Selected text
▬▬▬

# Rheostat effects on current?

1. Oct 26, 2013

### kira506

I'm talking about the primitive rheostat with coils and a slide and such , why when we inc. The resistance of rheostat does Vext inc and Vint dec. ?

2. Oct 26, 2013

### sophiecentaur

If you draw the (complete) circuit, it is fairly easy to predict what will happen and give a reason. A verbal description may not be supplying enough information.

3. Oct 29, 2013

### kira506

Yes,I've tried but I just can't seem to grasp a full idea of how V-internal decreases (which is equal to I r small) because current decreases when resistance of rheostat inc , and V-external increases whish is equal to IR , I mean the current is the same as i both ! Unless the current is different ?

4. Oct 29, 2013

### sophiecentaur

This is a bit like trying 'grasp' how the supermarket bill works. It's down to the sums and the very basics of electricity more than anything. You will be able to feel that you have a grasp when you follow the sums through.
Have you drawn the circuit?

▬▬▬

Information given
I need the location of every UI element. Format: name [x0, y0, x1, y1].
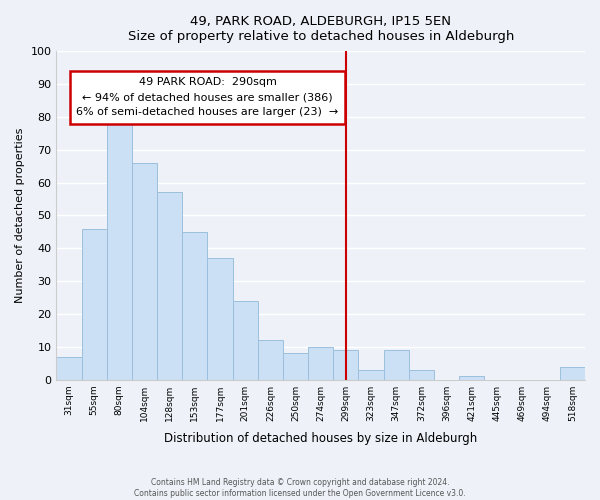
Bar: [82, 228, 107, 380]
Bar: [208, 258, 233, 380]
X-axis label: Distribution of detached houses by size in Aldeburgh: Distribution of detached houses by size …: [164, 432, 478, 445]
Bar: [333, 350, 358, 380]
Bar: [459, 376, 484, 380]
Bar: [258, 340, 283, 380]
Bar: [383, 350, 409, 380]
Y-axis label: Number of detached properties: Number of detached properties: [15, 128, 25, 303]
Bar: [409, 370, 434, 380]
Bar: [182, 232, 208, 380]
Bar: [308, 347, 333, 380]
Bar: [107, 120, 132, 380]
Bar: [560, 366, 585, 380]
Bar: [233, 301, 258, 380]
Bar: [56, 356, 82, 380]
Bar: [358, 370, 383, 380]
Text: 49 PARK ROAD:  290sqm
← 94% of detached houses are smaller (386)
6% of semi-deta: 49 PARK ROAD: 290sqm ← 94% of detached h…: [76, 78, 338, 117]
Bar: [283, 354, 308, 380]
Text: Contains HM Land Registry data © Crown copyright and database right 2024.
Contai: Contains HM Land Registry data © Crown c…: [134, 478, 466, 498]
Bar: [132, 163, 157, 380]
Title: 49, PARK ROAD, ALDEBURGH, IP15 5EN
Size of property relative to detached houses : 49, PARK ROAD, ALDEBURGH, IP15 5EN Size …: [128, 15, 514, 43]
Bar: [157, 192, 182, 380]
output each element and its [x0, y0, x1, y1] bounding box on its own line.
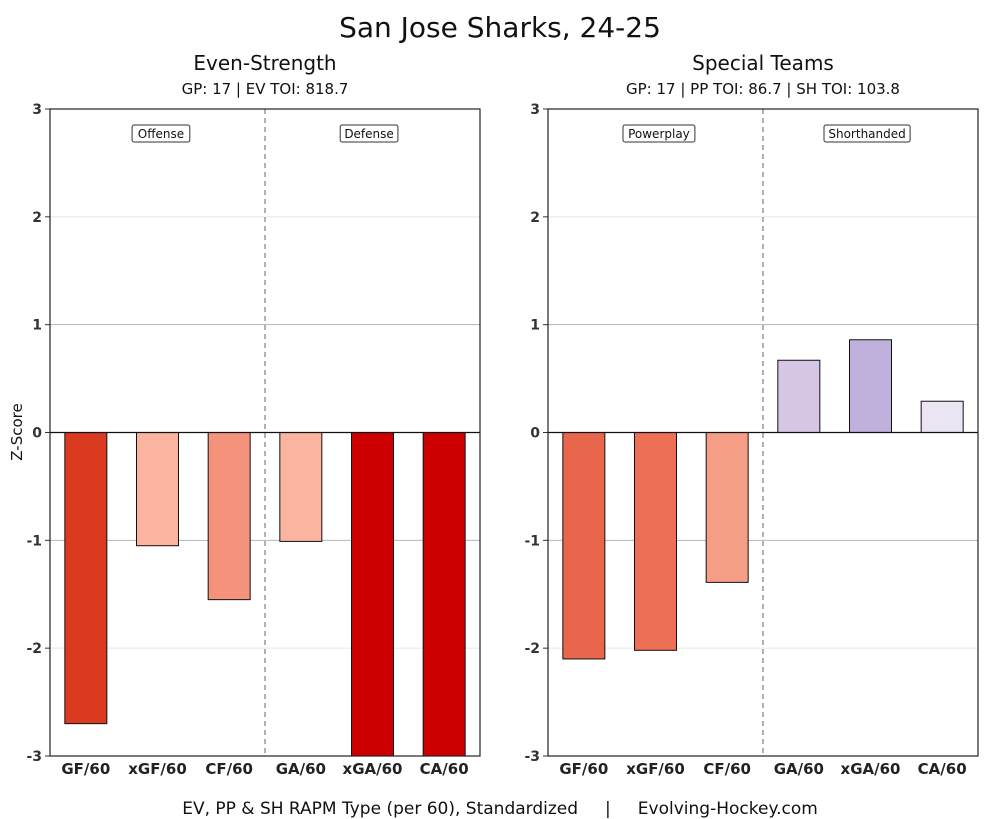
bar-xga-per-60 [351, 432, 394, 757]
y-tick-label: -2 [524, 641, 540, 657]
y-axis-label: Z-Score [8, 403, 26, 460]
y-tick-label: 1 [32, 318, 42, 334]
panel-subtitle: GP: 17 | EV TOI: 818.7 [182, 80, 349, 98]
bar-gf-per-60 [64, 432, 108, 725]
panel-even-strength: Even-Strength GP: 17 | EV TOI: 818.7 Offen… [26, 51, 481, 778]
bar-ga-per-60 [279, 432, 323, 542]
section-label-box [622, 124, 696, 143]
y-tick-label: -1 [524, 533, 540, 549]
y-tick-label: 2 [32, 210, 42, 226]
y-tick-label: 0 [530, 426, 540, 442]
x-tick-label: CF/60 [703, 760, 751, 778]
x-tick-label: CF/60 [205, 760, 253, 778]
panel-subtitle: GP: 17 | PP TOI: 86.7 | SH TOI: 103.8 [626, 80, 900, 98]
y-tick-label: 2 [530, 210, 540, 226]
x-tick-label: xGF/60 [626, 760, 685, 778]
bar-ga-per-60 [777, 359, 821, 434]
x-tick-label: xGF/60 [128, 760, 187, 778]
x-tick-label: CA/60 [918, 760, 967, 778]
chart-title: San Jose Sharks, 24-25 [339, 11, 661, 44]
section-label: Shorthanded [828, 127, 905, 141]
bar-xgf-per-60 [136, 432, 179, 547]
section-label: Offense [138, 127, 184, 141]
bar-ca-per-60 [920, 400, 964, 433]
y-tick-label: -1 [26, 533, 42, 549]
bar-ca-per-60 [422, 432, 466, 757]
x-tick-label: GA/60 [774, 760, 824, 778]
x-tick-label: xGA/60 [343, 760, 403, 778]
y-tick-label: -3 [26, 749, 42, 765]
x-tick-label: xGA/60 [841, 760, 901, 778]
section-label: Powerplay [628, 127, 690, 141]
plot-frame [547, 108, 979, 757]
panel-title: Special Teams [692, 51, 834, 75]
panel-title: Even-Strength [193, 51, 336, 75]
x-tick-label: GF/60 [61, 760, 110, 778]
y-tick-label: 3 [530, 102, 540, 118]
bar-xgf-per-60 [634, 432, 677, 651]
bar-gf-per-60 [562, 432, 606, 660]
bar-cf-per-60 [207, 432, 251, 601]
y-tick-label: 1 [530, 318, 540, 334]
x-tick-label: GF/60 [559, 760, 608, 778]
y-tick-label: 3 [32, 102, 42, 118]
plot-frame [49, 108, 481, 757]
bar-cf-per-60 [705, 432, 749, 583]
section-label-box [131, 124, 191, 143]
section-label-box [823, 124, 911, 143]
section-label: Defense [344, 127, 393, 141]
y-tick-label: -3 [524, 749, 540, 765]
x-tick-label: CA/60 [420, 760, 469, 778]
y-tick-label: 0 [32, 426, 42, 442]
bar-xga-per-60 [849, 339, 892, 433]
panel-special-teams: Special Teams GP: 17 | PP TOI: 86.7 | SH … [524, 51, 979, 778]
footer-caption: EV, PP & SH RAPM Type (per 60), Standard… [182, 799, 818, 819]
section-label-box [339, 124, 399, 143]
y-tick-label: -2 [26, 641, 42, 657]
x-tick-label: GA/60 [276, 760, 326, 778]
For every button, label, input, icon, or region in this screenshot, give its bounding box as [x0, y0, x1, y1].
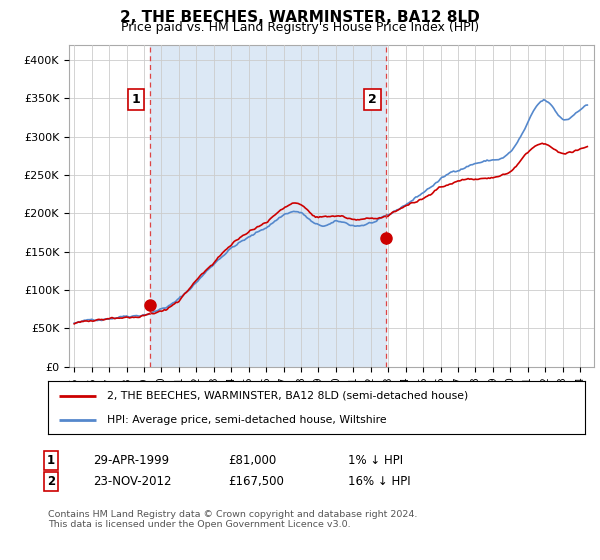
Text: HPI: Average price, semi-detached house, Wiltshire: HPI: Average price, semi-detached house,… — [107, 415, 386, 425]
Text: 2: 2 — [47, 475, 55, 488]
Text: 1: 1 — [131, 93, 140, 106]
Text: 16% ↓ HPI: 16% ↓ HPI — [348, 475, 410, 488]
Text: 29-APR-1999: 29-APR-1999 — [93, 454, 169, 467]
Text: 2, THE BEECHES, WARMINSTER, BA12 8LD: 2, THE BEECHES, WARMINSTER, BA12 8LD — [120, 10, 480, 25]
Bar — [149, 45, 386, 367]
Text: Contains HM Land Registry data © Crown copyright and database right 2024.
This d: Contains HM Land Registry data © Crown c… — [48, 510, 418, 529]
Text: 23-NOV-2012: 23-NOV-2012 — [93, 475, 172, 488]
Text: £167,500: £167,500 — [228, 475, 284, 488]
Text: Price paid vs. HM Land Registry's House Price Index (HPI): Price paid vs. HM Land Registry's House … — [121, 21, 479, 34]
Text: 2, THE BEECHES, WARMINSTER, BA12 8LD (semi-detached house): 2, THE BEECHES, WARMINSTER, BA12 8LD (se… — [107, 391, 469, 401]
Text: 2: 2 — [368, 93, 377, 106]
Text: 1% ↓ HPI: 1% ↓ HPI — [348, 454, 403, 467]
Text: £81,000: £81,000 — [228, 454, 276, 467]
Text: 1: 1 — [47, 454, 55, 467]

▬▬▬

Goal 1
Please decide whether each statement agrees with the rheostat thread: (a) the opening post asks why raising the rheostat's resistance makes Vext rise and Vint fall; (b) one reply advises drawing the complete circuit; (c) kira506 states that current increases when the rheostat's resistance increases. Answer yes or no for each, and quote the deciding words.
Goal 2
In the rheostat thread, what does sophiecentaur compare grasping this problem to?

Answer 1
(a) Yes: "why when we inc. The resistance of rheostat does Vext inc and Vint dec. ?"
(b) Yes: "If you draw the (complete) circuit, it is fairly easy to predict what will happen and give a reason."
(c) No: "because current decreases when resistance of rheostat inc"

Answer 2
Grasping how the supermarket bill works.